● EXERCISE
Lift out each line of the data that holds "eläkejärjestelmän".

● RECORDS FOR THE TASK
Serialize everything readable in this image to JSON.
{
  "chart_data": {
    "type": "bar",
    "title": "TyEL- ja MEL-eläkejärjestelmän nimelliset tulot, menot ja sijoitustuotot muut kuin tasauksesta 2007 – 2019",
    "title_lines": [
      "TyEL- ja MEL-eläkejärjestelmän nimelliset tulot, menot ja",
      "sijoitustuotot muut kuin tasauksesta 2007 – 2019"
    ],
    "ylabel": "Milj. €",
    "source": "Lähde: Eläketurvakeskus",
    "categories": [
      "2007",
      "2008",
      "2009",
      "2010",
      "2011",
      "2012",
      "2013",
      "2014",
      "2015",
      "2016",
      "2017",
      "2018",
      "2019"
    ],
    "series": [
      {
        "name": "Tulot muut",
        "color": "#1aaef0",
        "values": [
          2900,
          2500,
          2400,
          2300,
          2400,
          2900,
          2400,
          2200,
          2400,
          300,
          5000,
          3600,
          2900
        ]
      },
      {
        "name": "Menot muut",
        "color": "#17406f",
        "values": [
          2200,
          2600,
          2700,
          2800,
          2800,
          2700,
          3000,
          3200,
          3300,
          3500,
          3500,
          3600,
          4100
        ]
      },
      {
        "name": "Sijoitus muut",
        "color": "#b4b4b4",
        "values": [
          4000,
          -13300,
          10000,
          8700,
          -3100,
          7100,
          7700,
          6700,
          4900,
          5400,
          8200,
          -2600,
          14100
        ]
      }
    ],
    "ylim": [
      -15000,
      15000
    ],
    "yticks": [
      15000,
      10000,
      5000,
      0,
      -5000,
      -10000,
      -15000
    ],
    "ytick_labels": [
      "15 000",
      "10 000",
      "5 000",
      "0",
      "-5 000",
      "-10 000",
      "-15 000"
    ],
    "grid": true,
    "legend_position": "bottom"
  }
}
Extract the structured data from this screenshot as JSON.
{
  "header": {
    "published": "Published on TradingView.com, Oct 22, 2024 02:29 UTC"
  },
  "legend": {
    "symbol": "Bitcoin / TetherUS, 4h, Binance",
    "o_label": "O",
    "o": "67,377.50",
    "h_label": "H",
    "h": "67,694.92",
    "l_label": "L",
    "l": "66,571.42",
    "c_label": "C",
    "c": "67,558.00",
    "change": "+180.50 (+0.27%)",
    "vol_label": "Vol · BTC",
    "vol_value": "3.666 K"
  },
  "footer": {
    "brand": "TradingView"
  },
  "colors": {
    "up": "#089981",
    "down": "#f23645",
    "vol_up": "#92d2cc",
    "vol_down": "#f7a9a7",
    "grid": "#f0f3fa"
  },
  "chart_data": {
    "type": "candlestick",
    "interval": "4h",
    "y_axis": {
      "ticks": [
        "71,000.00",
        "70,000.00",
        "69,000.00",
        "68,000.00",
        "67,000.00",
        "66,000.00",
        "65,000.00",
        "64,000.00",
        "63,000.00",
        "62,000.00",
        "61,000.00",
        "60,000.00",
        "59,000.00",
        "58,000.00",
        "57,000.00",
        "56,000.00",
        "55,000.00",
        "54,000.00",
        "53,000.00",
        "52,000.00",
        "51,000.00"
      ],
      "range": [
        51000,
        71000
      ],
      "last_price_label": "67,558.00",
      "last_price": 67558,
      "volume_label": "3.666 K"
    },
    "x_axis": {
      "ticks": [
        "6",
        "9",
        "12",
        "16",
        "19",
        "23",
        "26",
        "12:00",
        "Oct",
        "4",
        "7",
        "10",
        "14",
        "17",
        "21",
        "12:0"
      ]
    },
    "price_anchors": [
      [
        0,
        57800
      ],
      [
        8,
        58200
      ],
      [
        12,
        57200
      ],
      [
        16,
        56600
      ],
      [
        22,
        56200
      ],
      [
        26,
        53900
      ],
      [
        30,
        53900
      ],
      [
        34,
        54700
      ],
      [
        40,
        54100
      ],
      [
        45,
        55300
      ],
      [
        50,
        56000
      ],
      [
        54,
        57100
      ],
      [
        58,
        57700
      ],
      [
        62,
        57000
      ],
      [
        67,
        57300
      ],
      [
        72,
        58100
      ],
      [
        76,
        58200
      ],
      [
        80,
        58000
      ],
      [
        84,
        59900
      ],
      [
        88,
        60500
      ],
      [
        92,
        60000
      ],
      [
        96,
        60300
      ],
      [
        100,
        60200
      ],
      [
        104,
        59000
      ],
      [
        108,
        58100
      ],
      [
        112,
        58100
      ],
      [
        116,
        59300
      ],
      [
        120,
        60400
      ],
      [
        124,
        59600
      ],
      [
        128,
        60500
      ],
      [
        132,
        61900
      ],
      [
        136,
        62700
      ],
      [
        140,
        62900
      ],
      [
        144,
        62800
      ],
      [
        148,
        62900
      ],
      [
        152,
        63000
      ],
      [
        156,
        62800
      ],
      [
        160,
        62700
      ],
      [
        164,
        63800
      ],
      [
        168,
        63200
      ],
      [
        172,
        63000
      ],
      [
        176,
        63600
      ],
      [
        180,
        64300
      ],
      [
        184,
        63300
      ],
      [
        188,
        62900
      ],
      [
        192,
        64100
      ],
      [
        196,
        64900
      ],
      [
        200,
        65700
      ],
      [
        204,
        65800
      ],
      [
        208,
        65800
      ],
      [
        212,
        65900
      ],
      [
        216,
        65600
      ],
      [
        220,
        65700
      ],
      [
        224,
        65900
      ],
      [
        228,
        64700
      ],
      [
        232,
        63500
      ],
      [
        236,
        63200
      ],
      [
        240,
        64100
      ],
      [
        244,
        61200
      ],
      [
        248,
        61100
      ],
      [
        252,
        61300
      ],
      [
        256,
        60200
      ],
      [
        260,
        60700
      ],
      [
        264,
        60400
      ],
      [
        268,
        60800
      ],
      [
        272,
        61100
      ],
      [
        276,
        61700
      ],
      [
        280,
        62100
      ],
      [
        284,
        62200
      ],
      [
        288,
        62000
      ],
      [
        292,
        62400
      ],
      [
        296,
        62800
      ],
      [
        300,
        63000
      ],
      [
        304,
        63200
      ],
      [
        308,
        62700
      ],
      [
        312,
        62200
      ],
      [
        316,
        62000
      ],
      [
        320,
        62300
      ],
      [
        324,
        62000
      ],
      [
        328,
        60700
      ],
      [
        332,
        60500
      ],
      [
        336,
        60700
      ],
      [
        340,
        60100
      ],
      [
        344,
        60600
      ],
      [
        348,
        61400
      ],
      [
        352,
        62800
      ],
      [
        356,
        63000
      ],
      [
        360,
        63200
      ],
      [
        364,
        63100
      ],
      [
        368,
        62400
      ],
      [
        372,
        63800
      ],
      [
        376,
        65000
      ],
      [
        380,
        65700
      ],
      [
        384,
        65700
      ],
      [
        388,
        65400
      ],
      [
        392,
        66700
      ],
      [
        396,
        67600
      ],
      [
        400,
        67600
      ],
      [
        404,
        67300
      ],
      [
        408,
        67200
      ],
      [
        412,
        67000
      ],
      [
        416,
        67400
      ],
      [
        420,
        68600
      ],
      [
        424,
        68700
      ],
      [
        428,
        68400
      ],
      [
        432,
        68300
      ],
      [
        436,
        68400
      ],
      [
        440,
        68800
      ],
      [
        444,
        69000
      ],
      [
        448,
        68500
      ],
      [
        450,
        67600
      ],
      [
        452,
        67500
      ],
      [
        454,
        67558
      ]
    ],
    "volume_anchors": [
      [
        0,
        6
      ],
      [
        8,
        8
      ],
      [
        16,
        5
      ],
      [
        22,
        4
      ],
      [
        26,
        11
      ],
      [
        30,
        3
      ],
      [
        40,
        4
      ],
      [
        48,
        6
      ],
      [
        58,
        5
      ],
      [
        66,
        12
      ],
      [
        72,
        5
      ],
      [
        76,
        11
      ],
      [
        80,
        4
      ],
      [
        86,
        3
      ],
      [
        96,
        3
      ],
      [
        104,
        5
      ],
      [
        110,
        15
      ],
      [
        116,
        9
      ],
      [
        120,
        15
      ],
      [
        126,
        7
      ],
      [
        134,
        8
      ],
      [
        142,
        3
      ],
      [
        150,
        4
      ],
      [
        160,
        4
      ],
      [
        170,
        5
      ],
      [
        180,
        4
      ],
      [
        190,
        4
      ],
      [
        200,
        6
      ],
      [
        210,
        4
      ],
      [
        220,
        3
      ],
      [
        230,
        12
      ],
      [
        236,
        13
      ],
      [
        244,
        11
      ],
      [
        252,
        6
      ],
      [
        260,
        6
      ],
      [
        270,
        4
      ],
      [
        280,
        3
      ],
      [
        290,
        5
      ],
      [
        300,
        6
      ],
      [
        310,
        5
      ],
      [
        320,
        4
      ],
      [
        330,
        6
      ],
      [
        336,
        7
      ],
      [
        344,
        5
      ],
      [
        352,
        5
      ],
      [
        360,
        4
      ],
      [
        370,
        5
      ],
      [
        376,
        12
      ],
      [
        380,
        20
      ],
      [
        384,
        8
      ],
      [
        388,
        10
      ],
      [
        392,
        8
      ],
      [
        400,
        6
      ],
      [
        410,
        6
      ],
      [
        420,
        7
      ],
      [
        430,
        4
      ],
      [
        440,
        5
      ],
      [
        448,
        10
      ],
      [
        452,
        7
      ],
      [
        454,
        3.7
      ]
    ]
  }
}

● RESPONSE BELOW
    "title": "TyEL- ja MEL-eläkejärjestelmän nimelliset tulot, menot ja sijoitustuotot muut kuin tasauksesta 2007 – 2019",
      "TyEL- ja MEL-eläkejärjestelmän nimelliset tulot, menot ja",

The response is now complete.